[Exercise task]
Reproduce the records word for word, from their first line through the line containing "value-cell: 1,49 xyxy=(854,1260,892,1468)", including that line, and stop there.

━━━ Record set

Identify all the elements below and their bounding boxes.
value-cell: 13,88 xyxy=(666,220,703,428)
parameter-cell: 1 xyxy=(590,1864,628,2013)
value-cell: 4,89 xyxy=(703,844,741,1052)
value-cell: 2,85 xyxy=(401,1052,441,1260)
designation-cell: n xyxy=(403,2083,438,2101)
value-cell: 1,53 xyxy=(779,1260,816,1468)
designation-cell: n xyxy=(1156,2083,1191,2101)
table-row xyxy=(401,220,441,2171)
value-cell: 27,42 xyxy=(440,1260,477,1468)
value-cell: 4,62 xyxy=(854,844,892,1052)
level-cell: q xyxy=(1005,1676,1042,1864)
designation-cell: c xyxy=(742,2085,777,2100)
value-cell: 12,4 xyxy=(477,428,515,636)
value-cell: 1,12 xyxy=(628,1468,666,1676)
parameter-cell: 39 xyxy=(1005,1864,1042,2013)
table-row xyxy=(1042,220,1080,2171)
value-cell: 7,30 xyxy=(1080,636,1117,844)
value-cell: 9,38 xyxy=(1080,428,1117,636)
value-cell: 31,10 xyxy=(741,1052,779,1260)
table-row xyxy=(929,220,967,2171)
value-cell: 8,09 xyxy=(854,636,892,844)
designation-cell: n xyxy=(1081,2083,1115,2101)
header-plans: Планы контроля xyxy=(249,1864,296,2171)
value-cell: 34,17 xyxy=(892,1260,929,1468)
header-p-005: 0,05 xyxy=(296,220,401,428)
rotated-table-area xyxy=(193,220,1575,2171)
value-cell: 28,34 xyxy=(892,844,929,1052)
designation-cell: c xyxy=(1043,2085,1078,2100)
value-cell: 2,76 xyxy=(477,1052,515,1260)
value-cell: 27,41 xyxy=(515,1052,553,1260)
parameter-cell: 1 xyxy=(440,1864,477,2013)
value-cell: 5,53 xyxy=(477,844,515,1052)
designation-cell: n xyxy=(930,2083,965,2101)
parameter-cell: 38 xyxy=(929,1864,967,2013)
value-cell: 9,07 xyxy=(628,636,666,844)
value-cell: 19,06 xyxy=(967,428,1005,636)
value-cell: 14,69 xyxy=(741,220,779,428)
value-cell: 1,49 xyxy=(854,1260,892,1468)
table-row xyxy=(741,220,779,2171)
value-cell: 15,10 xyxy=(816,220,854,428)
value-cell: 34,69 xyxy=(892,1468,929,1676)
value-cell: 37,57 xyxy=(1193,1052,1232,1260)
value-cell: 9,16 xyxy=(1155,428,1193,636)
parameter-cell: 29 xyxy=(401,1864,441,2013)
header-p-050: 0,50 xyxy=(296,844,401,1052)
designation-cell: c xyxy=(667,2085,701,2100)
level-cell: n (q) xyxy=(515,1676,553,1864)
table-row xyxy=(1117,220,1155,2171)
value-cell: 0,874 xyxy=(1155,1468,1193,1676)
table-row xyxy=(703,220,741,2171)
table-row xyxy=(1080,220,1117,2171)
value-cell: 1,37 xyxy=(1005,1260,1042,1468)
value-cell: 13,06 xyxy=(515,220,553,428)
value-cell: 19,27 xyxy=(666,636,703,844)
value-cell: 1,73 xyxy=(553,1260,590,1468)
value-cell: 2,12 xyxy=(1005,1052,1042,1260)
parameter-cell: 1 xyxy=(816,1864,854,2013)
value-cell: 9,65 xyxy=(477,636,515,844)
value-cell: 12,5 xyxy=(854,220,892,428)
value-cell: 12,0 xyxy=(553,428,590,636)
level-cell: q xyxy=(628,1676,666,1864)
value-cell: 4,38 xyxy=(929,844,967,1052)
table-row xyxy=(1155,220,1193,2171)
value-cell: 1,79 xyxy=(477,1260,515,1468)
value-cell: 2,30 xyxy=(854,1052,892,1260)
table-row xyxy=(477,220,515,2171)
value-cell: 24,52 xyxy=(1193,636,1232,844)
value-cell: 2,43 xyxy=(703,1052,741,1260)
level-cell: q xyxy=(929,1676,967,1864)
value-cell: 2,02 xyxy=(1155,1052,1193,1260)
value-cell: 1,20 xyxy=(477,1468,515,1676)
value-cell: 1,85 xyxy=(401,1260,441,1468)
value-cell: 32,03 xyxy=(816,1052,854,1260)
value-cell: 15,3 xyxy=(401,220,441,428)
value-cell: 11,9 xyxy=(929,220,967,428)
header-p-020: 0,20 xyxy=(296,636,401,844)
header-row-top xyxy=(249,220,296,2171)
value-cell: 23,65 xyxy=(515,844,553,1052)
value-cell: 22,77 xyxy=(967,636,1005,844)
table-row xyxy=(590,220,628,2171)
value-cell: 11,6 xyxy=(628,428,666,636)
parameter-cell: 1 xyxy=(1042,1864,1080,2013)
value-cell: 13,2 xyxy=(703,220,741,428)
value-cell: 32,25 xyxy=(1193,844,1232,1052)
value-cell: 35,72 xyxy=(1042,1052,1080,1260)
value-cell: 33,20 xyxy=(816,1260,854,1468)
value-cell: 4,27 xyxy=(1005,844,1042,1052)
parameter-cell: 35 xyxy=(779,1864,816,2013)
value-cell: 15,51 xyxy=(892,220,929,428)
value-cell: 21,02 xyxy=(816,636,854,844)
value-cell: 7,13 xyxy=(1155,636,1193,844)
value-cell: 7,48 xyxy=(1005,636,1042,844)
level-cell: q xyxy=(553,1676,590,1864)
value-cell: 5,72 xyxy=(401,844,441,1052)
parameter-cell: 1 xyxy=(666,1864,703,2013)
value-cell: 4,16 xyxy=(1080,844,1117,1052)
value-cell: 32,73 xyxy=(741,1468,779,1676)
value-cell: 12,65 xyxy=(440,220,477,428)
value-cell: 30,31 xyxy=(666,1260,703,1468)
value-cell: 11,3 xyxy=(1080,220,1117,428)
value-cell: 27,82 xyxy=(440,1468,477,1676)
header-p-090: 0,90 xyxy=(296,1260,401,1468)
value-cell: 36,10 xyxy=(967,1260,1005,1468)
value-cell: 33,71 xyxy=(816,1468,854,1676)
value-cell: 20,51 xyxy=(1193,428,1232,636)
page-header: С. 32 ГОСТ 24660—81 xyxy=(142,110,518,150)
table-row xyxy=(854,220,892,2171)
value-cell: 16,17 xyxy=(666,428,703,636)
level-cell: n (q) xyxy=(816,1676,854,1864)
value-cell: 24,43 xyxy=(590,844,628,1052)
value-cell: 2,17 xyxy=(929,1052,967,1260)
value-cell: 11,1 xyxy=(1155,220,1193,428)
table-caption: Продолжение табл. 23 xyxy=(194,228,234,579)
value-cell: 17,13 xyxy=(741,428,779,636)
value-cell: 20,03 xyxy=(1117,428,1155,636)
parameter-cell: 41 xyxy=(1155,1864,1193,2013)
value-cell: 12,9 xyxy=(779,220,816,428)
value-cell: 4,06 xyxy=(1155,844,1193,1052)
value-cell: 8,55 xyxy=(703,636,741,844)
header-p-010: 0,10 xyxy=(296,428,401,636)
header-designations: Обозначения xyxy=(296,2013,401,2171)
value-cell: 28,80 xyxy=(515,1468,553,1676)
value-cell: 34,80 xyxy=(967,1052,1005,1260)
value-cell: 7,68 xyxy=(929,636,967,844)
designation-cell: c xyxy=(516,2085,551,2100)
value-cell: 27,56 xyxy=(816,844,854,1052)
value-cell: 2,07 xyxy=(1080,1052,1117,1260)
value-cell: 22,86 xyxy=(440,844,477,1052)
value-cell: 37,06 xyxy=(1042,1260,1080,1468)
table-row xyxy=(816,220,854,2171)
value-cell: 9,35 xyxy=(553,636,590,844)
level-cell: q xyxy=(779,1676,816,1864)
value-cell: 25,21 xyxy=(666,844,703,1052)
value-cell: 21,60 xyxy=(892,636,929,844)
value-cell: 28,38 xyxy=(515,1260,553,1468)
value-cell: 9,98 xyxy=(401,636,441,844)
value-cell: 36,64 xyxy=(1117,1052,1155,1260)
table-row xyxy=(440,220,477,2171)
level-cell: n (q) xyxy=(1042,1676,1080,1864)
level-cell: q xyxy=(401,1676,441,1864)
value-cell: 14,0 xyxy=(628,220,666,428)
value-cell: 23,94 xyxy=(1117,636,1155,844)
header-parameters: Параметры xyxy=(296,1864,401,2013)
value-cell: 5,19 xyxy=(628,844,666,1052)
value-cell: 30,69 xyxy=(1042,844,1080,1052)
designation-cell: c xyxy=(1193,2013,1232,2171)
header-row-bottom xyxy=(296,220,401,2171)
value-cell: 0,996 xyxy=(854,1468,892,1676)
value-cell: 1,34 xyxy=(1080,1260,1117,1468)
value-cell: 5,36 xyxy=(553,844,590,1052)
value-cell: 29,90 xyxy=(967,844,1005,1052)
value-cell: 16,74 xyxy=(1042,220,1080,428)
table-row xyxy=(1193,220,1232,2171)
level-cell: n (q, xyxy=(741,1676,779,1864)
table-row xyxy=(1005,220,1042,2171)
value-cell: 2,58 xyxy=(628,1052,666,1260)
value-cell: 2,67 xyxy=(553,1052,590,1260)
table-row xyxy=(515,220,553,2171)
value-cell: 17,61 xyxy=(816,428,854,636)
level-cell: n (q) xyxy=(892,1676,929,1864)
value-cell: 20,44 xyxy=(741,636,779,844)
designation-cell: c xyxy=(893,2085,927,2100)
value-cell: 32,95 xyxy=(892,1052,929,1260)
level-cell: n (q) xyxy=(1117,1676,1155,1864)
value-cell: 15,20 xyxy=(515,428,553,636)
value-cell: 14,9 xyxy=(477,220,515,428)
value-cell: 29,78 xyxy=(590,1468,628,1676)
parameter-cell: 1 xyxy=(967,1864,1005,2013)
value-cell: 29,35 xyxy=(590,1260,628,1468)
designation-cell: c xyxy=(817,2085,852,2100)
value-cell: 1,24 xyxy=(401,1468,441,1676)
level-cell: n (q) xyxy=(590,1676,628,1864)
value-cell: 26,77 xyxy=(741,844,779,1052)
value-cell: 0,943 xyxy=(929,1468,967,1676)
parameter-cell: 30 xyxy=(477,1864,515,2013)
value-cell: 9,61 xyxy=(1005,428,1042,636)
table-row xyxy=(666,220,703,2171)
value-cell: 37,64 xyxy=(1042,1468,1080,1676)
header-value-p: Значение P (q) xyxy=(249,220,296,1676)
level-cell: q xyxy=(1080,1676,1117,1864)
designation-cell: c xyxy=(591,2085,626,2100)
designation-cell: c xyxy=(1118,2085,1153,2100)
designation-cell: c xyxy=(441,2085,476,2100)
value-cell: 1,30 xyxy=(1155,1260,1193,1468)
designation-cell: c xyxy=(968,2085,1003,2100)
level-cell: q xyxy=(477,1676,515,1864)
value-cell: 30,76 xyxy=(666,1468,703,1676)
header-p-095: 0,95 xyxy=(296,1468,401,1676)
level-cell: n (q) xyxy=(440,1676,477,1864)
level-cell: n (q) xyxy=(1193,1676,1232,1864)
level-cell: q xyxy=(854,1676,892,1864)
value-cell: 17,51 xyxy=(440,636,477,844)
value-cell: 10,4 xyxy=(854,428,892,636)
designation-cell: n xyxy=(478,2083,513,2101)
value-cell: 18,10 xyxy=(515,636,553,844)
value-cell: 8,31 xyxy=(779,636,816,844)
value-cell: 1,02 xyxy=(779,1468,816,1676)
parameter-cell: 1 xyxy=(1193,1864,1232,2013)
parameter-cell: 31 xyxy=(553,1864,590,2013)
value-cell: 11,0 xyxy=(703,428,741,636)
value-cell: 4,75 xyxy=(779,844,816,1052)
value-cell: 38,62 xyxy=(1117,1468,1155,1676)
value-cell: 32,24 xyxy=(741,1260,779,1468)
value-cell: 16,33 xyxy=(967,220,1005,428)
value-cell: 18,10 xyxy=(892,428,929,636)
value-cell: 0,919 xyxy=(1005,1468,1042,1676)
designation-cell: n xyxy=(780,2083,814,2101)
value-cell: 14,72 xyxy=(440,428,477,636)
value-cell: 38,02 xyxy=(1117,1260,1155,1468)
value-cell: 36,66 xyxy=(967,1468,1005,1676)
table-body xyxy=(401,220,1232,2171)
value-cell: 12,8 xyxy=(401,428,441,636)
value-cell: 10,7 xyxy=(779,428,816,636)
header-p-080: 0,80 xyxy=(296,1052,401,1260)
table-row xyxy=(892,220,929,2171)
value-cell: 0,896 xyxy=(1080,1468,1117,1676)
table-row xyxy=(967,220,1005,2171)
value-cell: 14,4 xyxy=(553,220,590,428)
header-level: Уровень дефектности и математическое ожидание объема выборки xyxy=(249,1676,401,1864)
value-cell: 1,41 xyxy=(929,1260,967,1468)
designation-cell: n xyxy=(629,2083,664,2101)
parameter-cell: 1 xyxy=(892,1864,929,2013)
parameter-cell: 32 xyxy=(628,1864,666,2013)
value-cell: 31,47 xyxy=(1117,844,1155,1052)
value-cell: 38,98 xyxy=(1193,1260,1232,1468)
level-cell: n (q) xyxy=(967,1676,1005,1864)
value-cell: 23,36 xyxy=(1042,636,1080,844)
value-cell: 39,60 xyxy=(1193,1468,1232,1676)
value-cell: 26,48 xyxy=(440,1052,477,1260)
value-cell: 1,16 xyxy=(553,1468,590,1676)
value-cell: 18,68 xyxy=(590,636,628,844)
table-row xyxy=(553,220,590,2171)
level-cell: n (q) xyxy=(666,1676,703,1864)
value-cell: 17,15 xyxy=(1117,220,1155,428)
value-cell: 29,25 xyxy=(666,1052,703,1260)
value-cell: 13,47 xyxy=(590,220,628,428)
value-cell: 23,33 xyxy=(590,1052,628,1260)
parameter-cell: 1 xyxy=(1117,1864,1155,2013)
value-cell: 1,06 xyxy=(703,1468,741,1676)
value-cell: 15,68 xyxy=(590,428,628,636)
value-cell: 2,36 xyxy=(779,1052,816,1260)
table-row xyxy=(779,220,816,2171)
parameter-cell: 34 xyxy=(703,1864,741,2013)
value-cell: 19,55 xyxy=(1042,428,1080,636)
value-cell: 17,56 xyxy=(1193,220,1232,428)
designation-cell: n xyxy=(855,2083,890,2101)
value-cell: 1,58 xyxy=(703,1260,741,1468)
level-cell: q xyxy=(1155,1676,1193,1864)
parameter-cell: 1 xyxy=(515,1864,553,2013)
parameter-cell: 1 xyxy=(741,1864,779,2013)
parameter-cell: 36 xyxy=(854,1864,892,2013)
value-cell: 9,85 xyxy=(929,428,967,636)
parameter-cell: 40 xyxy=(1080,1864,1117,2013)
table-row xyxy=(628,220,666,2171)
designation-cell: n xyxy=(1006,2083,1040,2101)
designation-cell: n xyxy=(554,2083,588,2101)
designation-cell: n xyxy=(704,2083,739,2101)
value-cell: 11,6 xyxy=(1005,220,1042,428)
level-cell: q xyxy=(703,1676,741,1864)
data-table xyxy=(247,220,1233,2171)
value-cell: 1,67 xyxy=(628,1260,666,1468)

━━━━━━

[Final answer]
Identify all the elements below and their bounding boxes.
value-cell: 13,88 xyxy=(666,220,703,428)
parameter-cell: 1 xyxy=(590,1864,628,2013)
value-cell: 4,89 xyxy=(703,844,741,1052)
value-cell: 2,85 xyxy=(401,1052,441,1260)
designation-cell: n xyxy=(403,2083,438,2101)
value-cell: 1,53 xyxy=(779,1260,816,1468)
designation-cell: n xyxy=(1156,2083,1191,2101)
table-row xyxy=(401,220,441,2171)
value-cell: 27,42 xyxy=(440,1260,477,1468)
value-cell: 4,62 xyxy=(854,844,892,1052)
level-cell: q xyxy=(1005,1676,1042,1864)
designation-cell: c xyxy=(742,2085,777,2100)
value-cell: 12,4 xyxy=(477,428,515,636)
value-cell: 1,12 xyxy=(628,1468,666,1676)
parameter-cell: 39 xyxy=(1005,1864,1042,2013)
table-row xyxy=(1042,220,1080,2171)
value-cell: 7,30 xyxy=(1080,636,1117,844)
value-cell: 9,38 xyxy=(1080,428,1117,636)
value-cell: 31,10 xyxy=(741,1052,779,1260)
table-row xyxy=(929,220,967,2171)
value-cell: 8,09 xyxy=(854,636,892,844)
designation-cell: n xyxy=(1081,2083,1115,2101)
header-plans: Планы контроля xyxy=(249,1864,296,2171)
value-cell: 34,17 xyxy=(892,1260,929,1468)
header-p-005: 0,05 xyxy=(296,220,401,428)
rotated-table-area xyxy=(193,220,1575,2171)
value-cell: 28,34 xyxy=(892,844,929,1052)
designation-cell: c xyxy=(1043,2085,1078,2100)
value-cell: 2,76 xyxy=(477,1052,515,1260)
value-cell: 27,41 xyxy=(515,1052,553,1260)
parameter-cell: 1 xyxy=(440,1864,477,2013)
value-cell: 5,53 xyxy=(477,844,515,1052)
designation-cell: n xyxy=(930,2083,965,2101)
parameter-cell: 38 xyxy=(929,1864,967,2013)
value-cell: 9,07 xyxy=(628,636,666,844)
value-cell: 19,06 xyxy=(967,428,1005,636)
value-cell: 14,69 xyxy=(741,220,779,428)
value-cell: 1,49 xyxy=(854,1260,892,1468)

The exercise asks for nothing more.